··· DATA FOR PROCESSING ···
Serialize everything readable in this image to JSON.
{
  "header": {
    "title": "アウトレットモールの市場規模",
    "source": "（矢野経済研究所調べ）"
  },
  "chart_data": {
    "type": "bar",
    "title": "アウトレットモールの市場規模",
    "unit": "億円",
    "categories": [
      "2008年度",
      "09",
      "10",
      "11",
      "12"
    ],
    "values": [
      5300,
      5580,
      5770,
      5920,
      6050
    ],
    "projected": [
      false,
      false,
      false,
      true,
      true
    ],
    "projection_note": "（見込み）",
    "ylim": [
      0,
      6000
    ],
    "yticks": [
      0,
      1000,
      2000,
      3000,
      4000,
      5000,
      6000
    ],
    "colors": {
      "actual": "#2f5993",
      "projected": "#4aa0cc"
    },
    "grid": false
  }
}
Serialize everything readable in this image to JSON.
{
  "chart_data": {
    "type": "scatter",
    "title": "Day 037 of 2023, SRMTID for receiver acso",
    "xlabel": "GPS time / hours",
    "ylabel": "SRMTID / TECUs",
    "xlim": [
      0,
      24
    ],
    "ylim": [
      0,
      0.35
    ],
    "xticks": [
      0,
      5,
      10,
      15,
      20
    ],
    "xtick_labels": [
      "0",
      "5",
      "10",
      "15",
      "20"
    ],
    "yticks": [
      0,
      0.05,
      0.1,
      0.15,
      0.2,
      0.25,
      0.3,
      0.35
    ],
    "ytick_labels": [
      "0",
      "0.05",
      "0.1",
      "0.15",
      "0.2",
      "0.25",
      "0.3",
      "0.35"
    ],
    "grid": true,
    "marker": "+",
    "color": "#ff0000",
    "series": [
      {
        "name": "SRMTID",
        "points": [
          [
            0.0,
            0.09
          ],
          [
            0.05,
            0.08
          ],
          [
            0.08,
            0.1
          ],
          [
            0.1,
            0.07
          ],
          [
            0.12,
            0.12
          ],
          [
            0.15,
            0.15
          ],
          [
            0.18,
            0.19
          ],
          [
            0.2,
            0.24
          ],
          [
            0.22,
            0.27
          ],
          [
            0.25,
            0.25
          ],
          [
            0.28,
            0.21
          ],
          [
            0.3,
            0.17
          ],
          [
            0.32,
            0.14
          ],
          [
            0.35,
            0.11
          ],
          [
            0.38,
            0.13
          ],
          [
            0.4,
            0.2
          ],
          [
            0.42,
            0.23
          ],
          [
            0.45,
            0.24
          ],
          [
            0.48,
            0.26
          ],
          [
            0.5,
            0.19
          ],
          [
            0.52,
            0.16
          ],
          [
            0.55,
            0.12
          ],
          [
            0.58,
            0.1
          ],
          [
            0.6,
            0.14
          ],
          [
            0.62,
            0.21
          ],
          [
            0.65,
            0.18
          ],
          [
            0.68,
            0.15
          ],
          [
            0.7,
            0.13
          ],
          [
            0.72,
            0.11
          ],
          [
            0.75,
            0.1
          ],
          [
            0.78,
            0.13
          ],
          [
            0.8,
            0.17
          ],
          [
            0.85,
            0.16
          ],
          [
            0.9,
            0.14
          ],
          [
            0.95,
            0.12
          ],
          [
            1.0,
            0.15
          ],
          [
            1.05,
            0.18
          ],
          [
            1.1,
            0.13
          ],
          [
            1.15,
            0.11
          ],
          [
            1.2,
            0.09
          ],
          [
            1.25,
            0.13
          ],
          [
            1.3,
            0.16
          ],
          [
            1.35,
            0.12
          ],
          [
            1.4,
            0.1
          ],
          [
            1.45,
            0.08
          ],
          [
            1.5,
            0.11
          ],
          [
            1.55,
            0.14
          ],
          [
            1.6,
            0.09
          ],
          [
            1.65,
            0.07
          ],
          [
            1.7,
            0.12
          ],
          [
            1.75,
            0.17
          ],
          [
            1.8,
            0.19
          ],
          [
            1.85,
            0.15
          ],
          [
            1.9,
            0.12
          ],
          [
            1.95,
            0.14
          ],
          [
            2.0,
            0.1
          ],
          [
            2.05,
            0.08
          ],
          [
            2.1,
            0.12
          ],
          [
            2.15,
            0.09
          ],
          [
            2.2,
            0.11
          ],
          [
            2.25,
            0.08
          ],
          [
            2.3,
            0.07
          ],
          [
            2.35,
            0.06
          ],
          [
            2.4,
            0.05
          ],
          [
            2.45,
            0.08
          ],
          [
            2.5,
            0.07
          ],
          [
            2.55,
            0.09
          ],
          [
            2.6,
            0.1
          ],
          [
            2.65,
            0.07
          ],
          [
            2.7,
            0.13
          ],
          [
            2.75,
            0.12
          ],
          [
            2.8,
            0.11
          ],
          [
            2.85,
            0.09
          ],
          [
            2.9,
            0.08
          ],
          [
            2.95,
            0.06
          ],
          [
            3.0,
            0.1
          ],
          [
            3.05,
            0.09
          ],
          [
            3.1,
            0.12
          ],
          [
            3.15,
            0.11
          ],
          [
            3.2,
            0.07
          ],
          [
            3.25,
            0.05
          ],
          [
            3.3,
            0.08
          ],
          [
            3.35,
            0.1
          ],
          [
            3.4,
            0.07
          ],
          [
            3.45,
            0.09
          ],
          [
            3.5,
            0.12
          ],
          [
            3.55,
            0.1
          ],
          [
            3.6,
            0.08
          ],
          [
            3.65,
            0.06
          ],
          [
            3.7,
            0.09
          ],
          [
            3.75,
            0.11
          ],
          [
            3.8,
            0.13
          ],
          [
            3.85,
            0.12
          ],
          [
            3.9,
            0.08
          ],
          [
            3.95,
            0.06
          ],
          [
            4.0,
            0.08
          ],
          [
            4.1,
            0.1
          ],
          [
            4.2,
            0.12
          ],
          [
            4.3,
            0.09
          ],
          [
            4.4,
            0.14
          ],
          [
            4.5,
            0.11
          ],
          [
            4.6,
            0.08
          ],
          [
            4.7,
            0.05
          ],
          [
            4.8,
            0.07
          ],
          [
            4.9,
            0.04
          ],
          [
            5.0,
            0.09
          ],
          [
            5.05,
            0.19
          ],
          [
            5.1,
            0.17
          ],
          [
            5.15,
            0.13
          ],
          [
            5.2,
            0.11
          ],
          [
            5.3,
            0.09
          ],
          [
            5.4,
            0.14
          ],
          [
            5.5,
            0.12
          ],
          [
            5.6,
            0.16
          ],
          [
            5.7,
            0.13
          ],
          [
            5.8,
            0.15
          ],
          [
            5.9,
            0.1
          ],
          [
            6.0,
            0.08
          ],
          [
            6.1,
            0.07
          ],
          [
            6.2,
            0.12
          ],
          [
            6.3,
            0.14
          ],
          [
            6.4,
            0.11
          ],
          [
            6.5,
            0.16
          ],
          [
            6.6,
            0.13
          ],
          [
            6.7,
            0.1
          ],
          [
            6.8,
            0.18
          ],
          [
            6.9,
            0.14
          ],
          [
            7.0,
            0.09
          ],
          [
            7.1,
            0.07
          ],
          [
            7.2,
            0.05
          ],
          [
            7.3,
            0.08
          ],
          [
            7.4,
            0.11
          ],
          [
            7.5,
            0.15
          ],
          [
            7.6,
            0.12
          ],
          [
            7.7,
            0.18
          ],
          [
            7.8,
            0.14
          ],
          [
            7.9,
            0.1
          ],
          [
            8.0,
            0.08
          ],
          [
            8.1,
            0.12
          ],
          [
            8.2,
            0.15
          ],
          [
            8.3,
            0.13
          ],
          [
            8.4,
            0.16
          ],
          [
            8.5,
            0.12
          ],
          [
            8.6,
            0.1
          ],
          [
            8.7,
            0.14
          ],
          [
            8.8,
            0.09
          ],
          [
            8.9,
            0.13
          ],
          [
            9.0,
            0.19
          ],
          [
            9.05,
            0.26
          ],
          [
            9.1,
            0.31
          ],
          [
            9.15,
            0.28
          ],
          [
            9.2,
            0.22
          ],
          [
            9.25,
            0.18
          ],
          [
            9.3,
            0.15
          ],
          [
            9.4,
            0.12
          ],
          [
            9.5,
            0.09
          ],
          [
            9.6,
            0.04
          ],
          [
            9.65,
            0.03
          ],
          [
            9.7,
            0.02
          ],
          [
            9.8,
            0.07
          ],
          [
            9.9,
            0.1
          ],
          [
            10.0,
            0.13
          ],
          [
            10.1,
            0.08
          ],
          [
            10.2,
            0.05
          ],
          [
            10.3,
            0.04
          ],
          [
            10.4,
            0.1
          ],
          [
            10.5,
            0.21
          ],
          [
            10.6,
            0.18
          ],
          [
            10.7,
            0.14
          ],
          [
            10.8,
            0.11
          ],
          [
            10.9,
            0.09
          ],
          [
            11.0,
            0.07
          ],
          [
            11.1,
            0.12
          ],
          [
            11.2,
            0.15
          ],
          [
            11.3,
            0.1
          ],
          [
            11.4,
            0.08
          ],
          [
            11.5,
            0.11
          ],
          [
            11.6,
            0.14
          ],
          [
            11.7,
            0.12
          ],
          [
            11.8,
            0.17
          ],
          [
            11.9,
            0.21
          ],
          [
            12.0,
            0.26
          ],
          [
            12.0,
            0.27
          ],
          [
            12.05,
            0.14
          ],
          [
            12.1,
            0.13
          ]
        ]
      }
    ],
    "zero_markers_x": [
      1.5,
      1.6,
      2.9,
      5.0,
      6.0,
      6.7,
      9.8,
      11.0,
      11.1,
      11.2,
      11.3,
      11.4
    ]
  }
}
···
- **WRITTEN PROBLEM**
Search the data for the string "SRMTID" and copy each line where it appears.

- **RESULT OF THE EXERCISE**
    "title": "Day 037 of 2023, SRMTID for receiver acso",
    "ylabel": "SRMTID / TECUs",
        "name": "SRMTID",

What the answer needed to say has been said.